▶ [Exercise description]: Extract all lines that hold "type" from the records below.

▶ [Input for this task]:
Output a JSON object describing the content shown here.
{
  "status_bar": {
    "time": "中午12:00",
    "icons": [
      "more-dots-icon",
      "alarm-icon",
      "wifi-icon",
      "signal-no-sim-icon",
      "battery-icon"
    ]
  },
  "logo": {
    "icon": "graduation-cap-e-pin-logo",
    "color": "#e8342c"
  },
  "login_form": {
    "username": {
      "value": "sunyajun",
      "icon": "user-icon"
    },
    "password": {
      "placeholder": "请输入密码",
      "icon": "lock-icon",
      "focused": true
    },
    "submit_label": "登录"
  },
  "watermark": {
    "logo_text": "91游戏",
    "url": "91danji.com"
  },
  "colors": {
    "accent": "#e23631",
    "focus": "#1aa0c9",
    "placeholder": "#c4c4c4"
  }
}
...
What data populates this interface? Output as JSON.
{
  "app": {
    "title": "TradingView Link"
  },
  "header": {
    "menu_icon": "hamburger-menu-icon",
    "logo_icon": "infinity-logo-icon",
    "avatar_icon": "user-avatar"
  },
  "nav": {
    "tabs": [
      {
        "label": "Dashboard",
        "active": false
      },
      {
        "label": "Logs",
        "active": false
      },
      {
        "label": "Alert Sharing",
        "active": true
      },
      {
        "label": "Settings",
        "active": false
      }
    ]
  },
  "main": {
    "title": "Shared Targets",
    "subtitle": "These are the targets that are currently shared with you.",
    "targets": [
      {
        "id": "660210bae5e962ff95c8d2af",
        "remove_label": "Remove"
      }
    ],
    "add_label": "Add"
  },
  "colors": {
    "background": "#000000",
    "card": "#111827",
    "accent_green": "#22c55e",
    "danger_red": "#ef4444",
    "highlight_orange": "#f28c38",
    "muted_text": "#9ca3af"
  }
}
==
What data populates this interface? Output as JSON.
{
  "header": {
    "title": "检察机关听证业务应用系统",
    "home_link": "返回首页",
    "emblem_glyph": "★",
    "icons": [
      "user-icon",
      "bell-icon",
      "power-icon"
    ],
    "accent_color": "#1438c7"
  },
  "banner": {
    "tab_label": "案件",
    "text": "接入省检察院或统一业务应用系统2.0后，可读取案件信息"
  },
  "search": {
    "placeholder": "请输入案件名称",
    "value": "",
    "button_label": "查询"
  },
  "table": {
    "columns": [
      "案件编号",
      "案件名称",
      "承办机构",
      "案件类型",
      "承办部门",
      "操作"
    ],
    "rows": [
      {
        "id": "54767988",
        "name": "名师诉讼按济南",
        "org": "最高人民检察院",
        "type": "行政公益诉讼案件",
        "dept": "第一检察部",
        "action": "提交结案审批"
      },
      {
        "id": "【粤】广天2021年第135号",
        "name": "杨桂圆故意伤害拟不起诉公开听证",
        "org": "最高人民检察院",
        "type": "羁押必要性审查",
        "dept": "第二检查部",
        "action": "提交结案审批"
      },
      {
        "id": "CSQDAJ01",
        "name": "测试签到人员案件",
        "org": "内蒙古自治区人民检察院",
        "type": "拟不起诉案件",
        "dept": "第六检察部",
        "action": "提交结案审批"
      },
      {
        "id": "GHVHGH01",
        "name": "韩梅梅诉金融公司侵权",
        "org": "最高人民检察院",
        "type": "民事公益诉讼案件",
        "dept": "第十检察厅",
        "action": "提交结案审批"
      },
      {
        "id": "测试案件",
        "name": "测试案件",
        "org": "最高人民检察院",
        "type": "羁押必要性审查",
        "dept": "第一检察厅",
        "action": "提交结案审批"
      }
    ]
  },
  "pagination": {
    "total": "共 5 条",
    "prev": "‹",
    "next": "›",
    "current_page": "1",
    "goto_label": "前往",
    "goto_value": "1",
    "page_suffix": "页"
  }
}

▶ [Answer to this exercise]:
        "type": "行政公益诉讼案件",
        "type": "羁押必要性审查",
        "type": "拟不起诉案件",
        "type": "民事公益诉讼案件",
        "type": "羁押必要性审查",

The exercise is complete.